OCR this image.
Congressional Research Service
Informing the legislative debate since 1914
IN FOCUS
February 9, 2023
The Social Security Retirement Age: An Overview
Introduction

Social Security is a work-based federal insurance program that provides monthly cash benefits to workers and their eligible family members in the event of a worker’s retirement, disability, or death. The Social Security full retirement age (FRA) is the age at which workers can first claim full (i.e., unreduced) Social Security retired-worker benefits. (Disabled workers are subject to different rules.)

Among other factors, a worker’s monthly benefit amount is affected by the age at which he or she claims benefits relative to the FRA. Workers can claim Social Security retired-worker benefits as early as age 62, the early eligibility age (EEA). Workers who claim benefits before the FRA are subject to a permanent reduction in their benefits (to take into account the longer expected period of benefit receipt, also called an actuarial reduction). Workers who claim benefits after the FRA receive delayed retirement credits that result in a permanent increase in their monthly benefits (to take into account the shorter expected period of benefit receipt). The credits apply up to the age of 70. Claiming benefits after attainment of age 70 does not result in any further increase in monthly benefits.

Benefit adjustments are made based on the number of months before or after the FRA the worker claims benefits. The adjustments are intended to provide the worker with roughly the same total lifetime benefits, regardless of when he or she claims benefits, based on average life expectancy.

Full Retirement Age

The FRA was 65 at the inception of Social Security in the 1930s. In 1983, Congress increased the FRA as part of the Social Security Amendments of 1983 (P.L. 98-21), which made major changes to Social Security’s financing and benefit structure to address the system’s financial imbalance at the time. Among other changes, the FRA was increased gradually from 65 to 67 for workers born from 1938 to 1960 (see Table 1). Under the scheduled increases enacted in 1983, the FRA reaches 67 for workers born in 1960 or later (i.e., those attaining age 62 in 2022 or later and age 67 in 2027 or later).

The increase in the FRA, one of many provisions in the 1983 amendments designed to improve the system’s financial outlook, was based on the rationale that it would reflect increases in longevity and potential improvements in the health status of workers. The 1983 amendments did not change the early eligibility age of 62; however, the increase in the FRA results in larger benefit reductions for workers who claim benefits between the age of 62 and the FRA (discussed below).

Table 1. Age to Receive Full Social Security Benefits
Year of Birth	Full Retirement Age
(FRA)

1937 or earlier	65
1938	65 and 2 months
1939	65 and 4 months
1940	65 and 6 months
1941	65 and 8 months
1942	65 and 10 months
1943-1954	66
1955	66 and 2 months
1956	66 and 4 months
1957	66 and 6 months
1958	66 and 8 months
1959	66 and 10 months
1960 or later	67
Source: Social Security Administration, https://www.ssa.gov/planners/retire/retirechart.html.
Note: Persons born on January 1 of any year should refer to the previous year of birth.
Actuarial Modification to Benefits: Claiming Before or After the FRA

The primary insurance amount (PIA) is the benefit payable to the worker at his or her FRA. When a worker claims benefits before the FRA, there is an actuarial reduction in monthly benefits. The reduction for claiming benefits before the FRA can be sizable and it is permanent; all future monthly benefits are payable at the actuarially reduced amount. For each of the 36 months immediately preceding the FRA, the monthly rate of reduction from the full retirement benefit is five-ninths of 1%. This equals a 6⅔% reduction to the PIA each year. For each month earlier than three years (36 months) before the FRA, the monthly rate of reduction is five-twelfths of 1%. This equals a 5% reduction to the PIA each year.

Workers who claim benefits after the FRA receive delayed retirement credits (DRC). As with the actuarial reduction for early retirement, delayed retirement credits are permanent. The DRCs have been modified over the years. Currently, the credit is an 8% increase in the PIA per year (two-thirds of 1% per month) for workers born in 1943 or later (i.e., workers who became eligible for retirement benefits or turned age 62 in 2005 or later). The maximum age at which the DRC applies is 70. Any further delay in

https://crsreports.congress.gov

------------

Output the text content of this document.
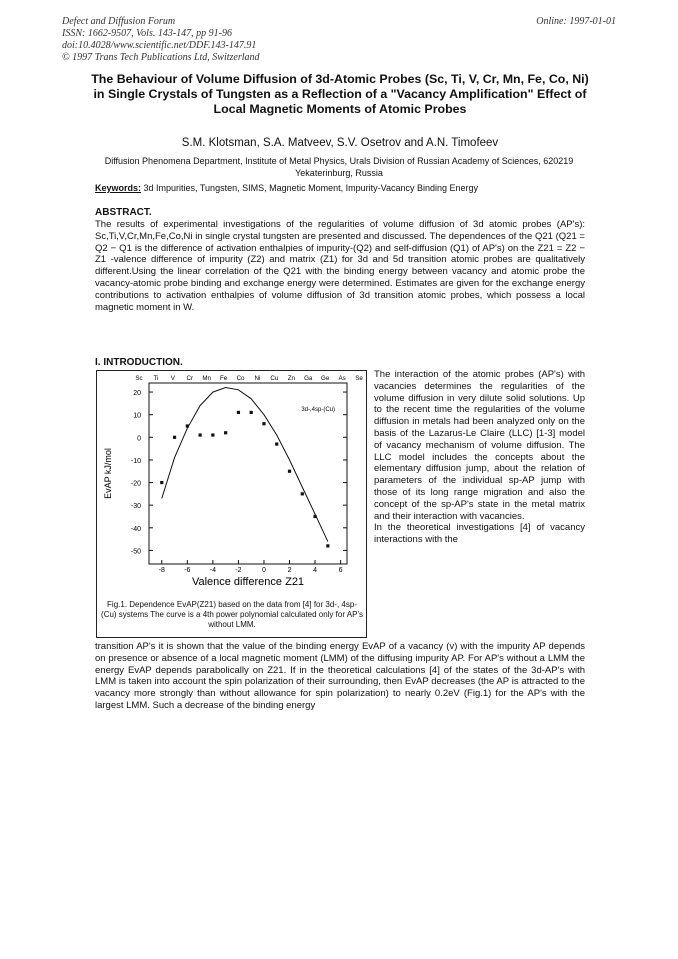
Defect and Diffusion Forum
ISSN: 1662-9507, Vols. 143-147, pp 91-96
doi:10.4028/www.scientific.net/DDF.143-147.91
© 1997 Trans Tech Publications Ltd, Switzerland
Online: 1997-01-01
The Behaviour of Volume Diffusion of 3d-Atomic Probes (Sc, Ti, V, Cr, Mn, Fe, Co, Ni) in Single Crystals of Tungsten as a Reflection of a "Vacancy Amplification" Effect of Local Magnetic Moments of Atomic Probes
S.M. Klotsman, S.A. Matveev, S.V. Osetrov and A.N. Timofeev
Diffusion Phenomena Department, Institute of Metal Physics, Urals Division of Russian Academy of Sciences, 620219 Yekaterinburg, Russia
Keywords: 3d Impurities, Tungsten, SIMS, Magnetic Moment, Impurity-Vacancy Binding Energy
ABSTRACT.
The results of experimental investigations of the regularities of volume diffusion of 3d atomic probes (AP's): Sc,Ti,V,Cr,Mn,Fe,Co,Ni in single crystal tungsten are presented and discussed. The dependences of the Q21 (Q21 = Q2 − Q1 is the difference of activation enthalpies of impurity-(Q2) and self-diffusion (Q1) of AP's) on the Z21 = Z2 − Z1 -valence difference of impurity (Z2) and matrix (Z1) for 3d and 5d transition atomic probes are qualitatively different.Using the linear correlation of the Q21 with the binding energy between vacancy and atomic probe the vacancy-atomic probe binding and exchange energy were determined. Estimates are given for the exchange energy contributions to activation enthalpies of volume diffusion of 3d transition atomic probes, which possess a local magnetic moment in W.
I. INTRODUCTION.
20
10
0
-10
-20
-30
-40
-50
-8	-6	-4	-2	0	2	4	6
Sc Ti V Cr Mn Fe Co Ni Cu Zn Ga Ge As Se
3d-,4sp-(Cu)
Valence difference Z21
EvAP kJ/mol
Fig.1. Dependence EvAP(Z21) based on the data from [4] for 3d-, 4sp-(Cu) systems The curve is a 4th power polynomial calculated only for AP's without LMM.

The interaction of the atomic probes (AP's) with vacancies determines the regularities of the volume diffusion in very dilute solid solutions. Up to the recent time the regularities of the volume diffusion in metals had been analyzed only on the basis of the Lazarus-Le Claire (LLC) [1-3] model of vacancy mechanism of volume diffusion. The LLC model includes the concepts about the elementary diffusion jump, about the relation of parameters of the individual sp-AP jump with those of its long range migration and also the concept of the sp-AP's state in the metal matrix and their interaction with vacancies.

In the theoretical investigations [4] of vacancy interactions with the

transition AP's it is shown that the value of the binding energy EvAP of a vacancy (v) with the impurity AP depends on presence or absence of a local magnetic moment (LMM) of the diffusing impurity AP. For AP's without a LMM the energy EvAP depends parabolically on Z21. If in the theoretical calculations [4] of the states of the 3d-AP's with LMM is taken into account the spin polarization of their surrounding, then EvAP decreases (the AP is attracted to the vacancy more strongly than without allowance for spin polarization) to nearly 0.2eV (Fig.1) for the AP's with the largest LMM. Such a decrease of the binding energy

------------

### Written exercise
Say how many lines contain the string "regularities", giving nothing but the count.

### Written answer
2